— START OF Source data —

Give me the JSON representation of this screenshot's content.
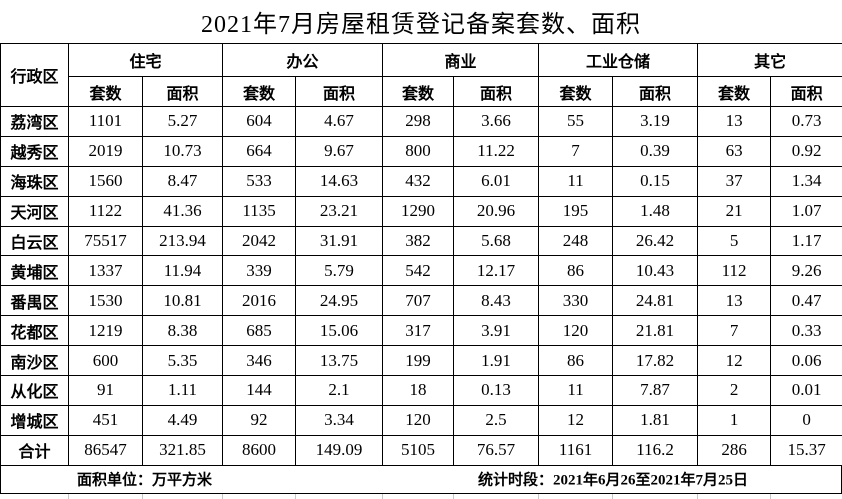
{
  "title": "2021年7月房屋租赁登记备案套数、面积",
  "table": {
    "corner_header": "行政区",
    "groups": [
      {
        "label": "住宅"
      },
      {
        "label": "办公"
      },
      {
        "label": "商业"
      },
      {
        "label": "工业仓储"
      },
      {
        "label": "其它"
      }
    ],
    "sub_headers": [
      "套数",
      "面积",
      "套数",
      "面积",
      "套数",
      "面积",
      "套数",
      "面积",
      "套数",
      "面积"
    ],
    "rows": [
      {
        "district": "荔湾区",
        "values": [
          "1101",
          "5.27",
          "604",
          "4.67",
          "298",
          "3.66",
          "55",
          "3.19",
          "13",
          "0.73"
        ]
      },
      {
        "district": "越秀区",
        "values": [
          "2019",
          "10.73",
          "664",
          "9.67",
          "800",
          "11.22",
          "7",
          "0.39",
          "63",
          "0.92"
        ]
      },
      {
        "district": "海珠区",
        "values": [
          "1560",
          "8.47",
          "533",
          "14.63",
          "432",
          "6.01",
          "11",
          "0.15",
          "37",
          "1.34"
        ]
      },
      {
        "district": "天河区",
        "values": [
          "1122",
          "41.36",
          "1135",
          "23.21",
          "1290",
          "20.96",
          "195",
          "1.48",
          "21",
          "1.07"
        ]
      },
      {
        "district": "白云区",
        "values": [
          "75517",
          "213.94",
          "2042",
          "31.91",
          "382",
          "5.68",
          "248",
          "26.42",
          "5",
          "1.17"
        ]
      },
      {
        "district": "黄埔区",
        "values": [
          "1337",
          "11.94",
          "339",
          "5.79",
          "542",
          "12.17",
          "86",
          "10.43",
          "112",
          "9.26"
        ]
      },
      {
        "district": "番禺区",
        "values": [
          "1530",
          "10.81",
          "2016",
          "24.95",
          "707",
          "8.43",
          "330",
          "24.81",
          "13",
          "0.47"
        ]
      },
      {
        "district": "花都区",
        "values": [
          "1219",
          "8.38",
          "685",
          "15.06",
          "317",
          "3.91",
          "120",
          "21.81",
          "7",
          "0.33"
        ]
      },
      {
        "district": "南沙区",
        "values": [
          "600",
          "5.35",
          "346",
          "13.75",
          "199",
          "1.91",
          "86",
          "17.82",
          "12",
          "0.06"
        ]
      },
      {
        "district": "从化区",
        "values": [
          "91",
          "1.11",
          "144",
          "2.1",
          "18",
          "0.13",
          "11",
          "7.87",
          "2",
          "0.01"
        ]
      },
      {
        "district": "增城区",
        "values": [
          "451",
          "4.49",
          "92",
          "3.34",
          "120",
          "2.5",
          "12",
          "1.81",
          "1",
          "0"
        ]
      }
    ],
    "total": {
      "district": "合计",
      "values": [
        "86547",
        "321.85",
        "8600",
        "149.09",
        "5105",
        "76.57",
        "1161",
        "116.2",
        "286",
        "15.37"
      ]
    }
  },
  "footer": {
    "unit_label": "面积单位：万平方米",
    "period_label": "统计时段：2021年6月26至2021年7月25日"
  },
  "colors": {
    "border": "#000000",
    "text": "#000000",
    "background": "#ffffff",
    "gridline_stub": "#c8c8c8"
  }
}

— END OF Source data —
— START OF Source data —

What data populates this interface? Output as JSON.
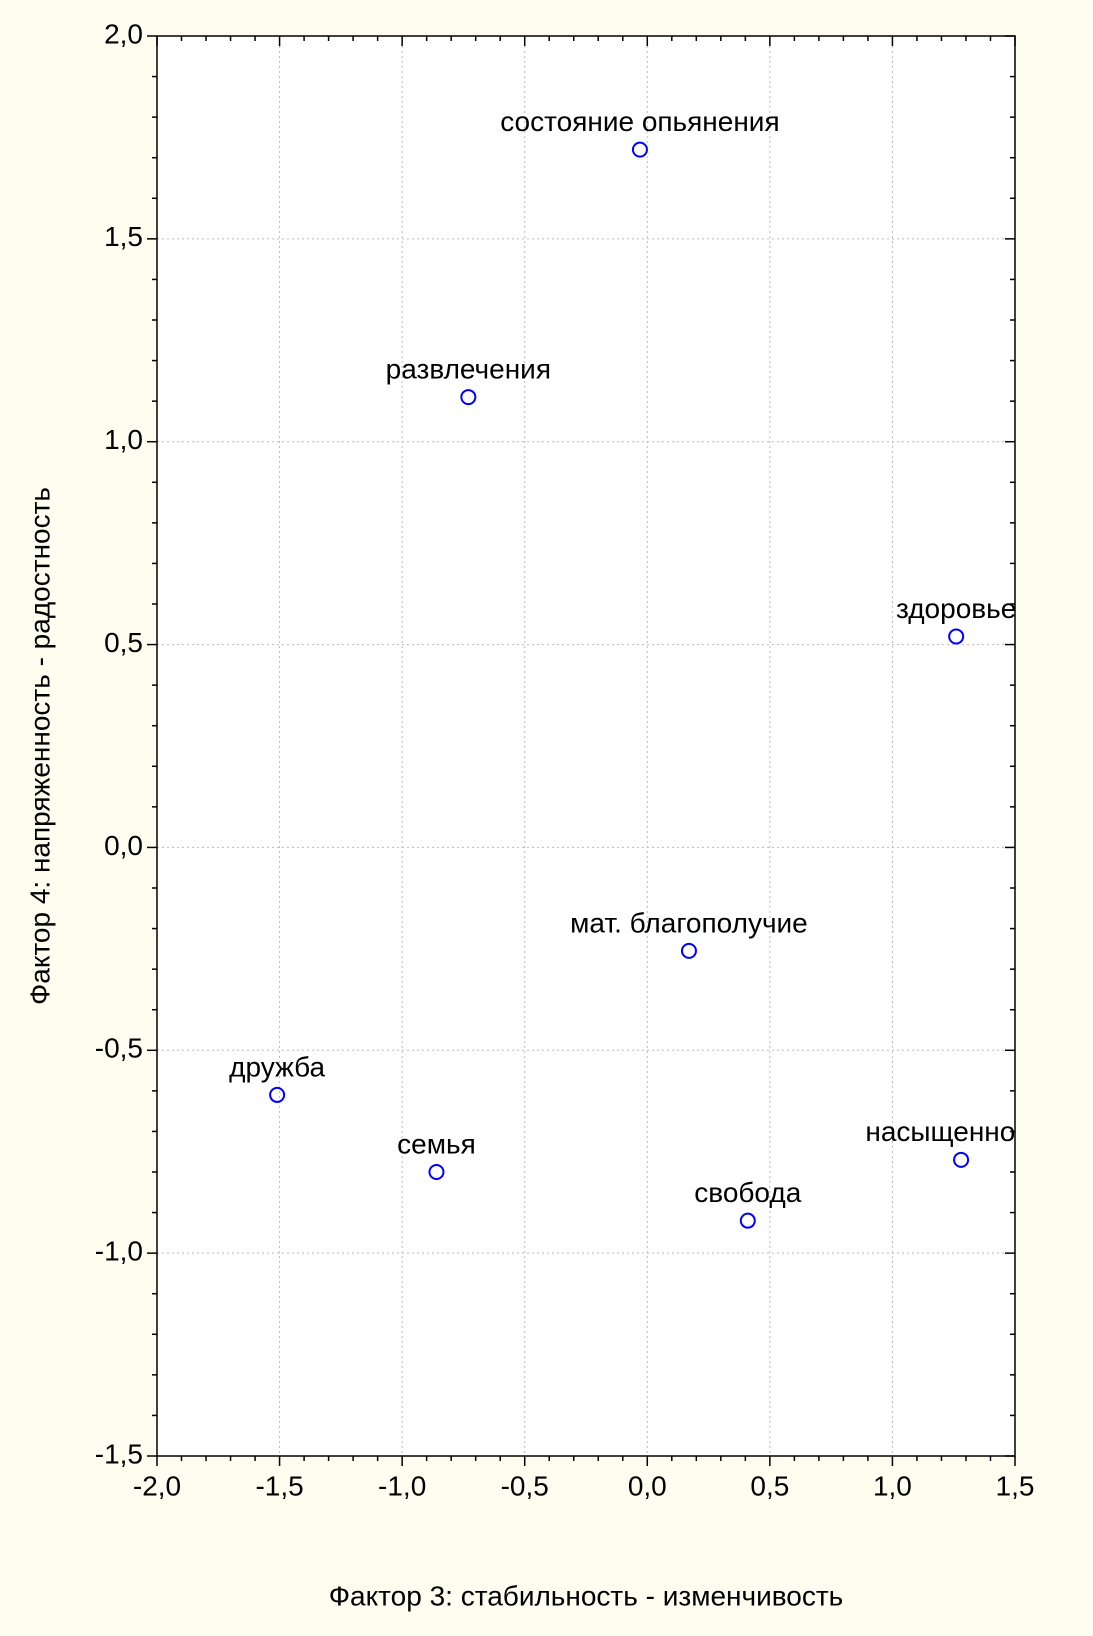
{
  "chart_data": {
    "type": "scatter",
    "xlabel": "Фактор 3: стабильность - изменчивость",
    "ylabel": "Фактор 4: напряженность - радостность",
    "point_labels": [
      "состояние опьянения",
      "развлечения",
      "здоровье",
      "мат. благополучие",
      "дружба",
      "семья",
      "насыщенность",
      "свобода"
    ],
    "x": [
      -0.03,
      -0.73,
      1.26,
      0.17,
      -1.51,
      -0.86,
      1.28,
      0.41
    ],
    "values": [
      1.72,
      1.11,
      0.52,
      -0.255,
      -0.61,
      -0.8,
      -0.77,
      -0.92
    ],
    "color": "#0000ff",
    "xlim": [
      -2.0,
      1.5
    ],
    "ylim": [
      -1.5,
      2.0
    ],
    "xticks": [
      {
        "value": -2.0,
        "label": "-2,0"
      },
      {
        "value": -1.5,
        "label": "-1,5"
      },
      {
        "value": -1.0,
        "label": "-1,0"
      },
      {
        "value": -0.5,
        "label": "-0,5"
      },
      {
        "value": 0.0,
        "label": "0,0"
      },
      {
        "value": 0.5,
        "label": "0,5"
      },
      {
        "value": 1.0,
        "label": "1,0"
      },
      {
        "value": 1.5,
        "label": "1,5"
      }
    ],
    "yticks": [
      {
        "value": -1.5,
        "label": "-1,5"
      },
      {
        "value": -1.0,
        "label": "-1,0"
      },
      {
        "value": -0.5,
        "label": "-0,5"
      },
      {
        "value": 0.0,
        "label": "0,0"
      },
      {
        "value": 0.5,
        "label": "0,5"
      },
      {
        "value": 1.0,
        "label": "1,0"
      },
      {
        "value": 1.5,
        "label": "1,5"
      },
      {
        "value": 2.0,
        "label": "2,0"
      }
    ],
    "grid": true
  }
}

— END OF Source data —
— START OF Source data —

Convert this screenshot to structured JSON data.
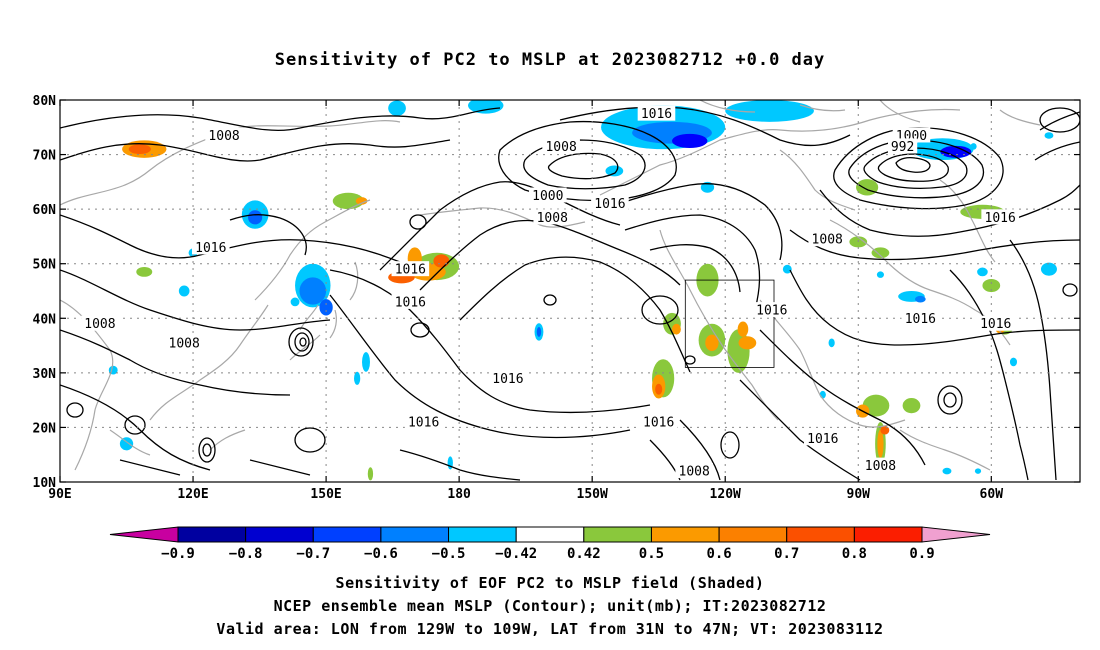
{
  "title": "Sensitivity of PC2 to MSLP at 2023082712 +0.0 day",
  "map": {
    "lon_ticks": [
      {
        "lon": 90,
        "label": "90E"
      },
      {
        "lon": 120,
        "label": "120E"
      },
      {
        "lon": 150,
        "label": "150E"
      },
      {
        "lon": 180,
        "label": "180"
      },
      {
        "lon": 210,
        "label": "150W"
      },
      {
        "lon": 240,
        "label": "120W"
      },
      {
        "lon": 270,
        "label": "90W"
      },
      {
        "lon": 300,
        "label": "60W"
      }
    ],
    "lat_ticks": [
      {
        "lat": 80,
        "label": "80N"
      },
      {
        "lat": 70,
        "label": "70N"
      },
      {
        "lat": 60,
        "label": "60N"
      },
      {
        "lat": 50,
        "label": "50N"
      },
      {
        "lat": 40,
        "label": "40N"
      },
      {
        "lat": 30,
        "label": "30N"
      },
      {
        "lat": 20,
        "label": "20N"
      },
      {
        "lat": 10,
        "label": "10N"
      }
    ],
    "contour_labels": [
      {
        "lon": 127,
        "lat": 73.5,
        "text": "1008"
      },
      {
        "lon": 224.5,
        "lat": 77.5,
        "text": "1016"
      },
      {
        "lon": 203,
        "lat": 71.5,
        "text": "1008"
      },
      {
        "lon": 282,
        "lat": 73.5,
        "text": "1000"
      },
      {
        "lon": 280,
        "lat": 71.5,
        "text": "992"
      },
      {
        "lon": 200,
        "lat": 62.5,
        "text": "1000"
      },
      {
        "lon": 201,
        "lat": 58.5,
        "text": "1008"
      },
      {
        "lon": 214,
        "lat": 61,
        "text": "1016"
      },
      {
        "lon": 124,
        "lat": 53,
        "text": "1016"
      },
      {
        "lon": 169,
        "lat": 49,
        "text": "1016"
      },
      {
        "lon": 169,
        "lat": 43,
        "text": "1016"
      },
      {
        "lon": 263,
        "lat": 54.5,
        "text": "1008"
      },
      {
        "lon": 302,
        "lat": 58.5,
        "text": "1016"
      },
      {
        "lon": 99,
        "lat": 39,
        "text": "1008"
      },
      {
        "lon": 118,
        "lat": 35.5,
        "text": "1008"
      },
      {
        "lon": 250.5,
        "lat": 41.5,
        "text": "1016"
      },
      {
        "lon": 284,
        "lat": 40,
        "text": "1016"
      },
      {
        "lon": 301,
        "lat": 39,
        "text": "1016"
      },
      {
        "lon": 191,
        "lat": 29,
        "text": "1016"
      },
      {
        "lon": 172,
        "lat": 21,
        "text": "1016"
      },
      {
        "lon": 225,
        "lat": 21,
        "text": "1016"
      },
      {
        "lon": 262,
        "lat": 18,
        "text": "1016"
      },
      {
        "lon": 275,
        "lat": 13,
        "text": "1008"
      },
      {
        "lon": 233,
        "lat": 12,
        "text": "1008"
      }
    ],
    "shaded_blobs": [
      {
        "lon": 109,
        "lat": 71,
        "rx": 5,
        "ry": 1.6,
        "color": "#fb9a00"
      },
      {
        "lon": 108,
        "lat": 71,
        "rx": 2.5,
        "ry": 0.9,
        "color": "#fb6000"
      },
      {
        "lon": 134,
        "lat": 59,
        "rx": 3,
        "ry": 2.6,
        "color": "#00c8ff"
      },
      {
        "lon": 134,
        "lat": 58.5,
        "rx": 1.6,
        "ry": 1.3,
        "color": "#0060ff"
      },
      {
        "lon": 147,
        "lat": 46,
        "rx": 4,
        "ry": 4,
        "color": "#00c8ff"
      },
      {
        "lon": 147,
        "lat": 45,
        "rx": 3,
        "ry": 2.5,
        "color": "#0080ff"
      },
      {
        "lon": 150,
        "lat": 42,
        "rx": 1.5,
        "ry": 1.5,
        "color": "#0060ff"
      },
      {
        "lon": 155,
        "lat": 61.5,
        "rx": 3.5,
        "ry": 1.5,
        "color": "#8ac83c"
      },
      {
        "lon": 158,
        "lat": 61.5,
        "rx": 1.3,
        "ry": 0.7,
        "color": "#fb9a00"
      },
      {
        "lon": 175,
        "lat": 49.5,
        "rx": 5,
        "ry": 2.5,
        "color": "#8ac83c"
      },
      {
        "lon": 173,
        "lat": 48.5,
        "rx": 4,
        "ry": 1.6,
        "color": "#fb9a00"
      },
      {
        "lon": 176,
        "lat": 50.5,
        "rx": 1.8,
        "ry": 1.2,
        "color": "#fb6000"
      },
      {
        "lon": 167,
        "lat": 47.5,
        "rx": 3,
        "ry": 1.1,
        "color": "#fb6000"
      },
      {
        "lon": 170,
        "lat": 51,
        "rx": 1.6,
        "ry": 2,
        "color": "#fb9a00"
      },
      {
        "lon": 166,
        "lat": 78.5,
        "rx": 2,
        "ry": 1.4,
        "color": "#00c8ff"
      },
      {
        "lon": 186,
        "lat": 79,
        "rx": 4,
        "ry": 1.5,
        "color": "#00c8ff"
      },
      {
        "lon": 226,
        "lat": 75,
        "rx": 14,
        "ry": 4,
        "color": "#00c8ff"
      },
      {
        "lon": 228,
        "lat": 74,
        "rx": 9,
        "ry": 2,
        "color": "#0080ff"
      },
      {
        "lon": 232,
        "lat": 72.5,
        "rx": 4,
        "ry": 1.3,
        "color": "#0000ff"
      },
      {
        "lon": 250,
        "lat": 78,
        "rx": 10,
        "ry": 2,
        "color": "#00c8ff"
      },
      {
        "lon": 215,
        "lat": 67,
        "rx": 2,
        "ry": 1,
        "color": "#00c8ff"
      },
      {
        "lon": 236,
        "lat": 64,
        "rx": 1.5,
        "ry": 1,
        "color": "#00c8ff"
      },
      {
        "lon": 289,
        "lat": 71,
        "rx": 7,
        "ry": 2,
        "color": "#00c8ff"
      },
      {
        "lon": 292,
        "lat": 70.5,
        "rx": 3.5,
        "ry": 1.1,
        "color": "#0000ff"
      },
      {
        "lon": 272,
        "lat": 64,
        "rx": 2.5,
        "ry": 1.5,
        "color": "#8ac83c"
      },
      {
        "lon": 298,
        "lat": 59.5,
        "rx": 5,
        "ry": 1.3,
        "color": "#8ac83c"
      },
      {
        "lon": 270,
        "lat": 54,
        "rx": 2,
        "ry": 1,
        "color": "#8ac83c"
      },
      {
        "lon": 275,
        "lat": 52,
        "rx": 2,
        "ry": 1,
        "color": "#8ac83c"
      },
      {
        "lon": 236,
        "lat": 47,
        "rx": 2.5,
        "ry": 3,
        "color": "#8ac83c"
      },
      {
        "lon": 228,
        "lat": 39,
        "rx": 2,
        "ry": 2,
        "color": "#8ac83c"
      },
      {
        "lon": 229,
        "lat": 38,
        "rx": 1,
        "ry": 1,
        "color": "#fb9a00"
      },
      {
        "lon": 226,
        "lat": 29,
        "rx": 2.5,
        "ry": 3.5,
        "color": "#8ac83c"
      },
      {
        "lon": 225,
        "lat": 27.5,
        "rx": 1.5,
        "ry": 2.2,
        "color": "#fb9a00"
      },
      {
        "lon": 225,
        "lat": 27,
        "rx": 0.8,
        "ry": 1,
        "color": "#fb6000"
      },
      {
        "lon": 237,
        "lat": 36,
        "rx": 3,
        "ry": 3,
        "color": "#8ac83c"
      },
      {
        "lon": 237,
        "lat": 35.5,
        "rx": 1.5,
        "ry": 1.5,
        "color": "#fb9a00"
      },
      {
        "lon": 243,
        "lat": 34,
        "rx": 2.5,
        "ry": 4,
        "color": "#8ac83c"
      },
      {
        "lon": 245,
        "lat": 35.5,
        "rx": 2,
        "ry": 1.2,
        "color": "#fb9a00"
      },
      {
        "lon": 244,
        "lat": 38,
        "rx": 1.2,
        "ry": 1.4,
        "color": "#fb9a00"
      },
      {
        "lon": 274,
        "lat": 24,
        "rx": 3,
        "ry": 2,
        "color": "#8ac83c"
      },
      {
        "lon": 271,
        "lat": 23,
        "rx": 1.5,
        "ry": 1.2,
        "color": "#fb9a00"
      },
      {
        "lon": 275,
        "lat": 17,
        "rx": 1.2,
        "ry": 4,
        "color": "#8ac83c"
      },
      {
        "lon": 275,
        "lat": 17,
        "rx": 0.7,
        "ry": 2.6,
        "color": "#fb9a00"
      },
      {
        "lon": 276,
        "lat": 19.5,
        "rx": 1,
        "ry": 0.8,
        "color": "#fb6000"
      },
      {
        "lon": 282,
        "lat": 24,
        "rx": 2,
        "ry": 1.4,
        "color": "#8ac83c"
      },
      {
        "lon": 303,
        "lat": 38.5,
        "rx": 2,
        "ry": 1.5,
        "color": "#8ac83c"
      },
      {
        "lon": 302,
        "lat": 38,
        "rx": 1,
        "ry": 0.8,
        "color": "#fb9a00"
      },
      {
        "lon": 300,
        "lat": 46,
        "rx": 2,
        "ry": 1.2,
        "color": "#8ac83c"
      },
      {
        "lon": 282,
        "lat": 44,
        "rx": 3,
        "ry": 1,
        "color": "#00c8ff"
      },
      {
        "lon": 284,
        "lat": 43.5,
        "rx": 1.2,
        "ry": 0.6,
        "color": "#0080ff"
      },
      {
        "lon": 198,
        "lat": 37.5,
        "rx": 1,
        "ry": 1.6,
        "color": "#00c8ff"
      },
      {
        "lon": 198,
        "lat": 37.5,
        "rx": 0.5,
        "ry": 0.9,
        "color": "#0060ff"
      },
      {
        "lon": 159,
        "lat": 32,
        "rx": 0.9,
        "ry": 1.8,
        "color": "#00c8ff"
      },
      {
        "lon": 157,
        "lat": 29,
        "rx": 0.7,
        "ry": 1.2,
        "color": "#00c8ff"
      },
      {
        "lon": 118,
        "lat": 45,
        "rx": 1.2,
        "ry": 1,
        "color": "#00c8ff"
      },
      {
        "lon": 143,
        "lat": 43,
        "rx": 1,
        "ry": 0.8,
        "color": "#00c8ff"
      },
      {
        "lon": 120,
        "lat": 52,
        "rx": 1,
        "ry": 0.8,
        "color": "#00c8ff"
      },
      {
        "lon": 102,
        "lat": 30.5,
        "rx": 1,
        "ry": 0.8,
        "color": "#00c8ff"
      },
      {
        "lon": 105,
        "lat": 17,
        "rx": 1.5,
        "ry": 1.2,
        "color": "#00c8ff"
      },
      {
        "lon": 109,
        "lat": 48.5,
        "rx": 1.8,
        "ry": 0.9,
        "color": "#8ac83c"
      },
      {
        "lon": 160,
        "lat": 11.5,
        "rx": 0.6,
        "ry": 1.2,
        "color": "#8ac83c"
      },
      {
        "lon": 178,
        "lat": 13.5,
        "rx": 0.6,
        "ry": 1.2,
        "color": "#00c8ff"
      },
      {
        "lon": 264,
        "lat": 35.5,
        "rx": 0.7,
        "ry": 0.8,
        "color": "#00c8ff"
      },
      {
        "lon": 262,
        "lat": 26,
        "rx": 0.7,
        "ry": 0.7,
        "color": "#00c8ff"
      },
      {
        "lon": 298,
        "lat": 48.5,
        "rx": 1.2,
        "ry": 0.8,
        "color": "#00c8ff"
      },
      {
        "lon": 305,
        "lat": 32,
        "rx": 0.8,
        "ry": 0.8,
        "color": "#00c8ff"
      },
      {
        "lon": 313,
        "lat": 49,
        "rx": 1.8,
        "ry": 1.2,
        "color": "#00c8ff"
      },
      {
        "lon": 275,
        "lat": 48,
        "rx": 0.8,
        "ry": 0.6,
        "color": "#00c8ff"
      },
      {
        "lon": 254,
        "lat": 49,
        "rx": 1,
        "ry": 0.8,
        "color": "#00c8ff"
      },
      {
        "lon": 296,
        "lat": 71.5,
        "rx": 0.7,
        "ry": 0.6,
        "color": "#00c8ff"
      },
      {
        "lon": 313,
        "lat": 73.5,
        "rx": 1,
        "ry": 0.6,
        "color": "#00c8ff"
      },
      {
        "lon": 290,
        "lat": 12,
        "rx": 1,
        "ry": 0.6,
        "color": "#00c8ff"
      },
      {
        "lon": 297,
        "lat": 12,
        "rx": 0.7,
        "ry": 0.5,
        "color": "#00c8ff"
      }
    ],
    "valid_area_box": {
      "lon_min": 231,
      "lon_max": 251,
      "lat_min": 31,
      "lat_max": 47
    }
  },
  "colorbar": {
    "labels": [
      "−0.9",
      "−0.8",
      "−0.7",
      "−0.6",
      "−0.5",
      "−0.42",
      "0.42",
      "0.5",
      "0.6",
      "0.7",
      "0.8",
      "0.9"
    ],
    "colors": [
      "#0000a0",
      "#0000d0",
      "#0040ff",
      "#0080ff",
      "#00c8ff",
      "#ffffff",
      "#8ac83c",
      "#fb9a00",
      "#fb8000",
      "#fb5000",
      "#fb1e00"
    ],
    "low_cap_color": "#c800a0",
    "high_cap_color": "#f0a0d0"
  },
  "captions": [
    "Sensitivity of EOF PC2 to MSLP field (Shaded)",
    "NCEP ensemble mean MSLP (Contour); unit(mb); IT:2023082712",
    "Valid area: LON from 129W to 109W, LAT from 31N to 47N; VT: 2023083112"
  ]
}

— END OF Source data —

• [Directions for this task] Determine how many lines in the listing above hold the word "Sensitivity", answering with the number only.

• [Exercise response] 2